WHAT TO WORK ON: List all the lines in these records that hold "инвест".

--- Start ---

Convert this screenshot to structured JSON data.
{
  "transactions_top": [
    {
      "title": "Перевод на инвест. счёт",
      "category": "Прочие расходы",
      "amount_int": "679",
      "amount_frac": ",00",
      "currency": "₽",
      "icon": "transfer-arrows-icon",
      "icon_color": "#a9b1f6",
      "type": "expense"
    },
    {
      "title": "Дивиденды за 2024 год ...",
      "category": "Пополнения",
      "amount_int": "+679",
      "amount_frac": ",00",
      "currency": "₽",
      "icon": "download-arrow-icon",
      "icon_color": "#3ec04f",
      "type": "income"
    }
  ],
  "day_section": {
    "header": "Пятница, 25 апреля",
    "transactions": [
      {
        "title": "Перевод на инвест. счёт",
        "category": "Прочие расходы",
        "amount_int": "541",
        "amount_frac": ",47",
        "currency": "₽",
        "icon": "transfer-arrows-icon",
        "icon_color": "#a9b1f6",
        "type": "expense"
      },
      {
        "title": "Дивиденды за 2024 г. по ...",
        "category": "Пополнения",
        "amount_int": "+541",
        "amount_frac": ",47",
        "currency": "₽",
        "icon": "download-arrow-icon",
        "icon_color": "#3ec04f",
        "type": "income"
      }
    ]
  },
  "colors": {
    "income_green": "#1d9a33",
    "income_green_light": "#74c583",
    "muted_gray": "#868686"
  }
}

--- End ---
--- Start ---

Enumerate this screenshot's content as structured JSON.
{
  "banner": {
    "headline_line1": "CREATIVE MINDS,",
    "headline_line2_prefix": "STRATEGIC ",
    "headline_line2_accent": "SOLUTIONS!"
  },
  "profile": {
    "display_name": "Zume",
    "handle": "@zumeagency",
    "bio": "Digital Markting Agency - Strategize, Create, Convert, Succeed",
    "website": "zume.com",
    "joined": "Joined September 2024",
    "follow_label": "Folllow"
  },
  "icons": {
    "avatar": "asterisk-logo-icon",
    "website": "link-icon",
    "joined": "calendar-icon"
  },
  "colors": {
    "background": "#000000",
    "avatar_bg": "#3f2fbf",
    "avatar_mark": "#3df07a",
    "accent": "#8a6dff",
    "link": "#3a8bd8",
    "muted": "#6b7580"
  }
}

--- End ---

RESPONSE TO THE EXERCISE:
      "title": "Перевод на инвест. счёт",
        "title": "Перевод на инвест. счёт",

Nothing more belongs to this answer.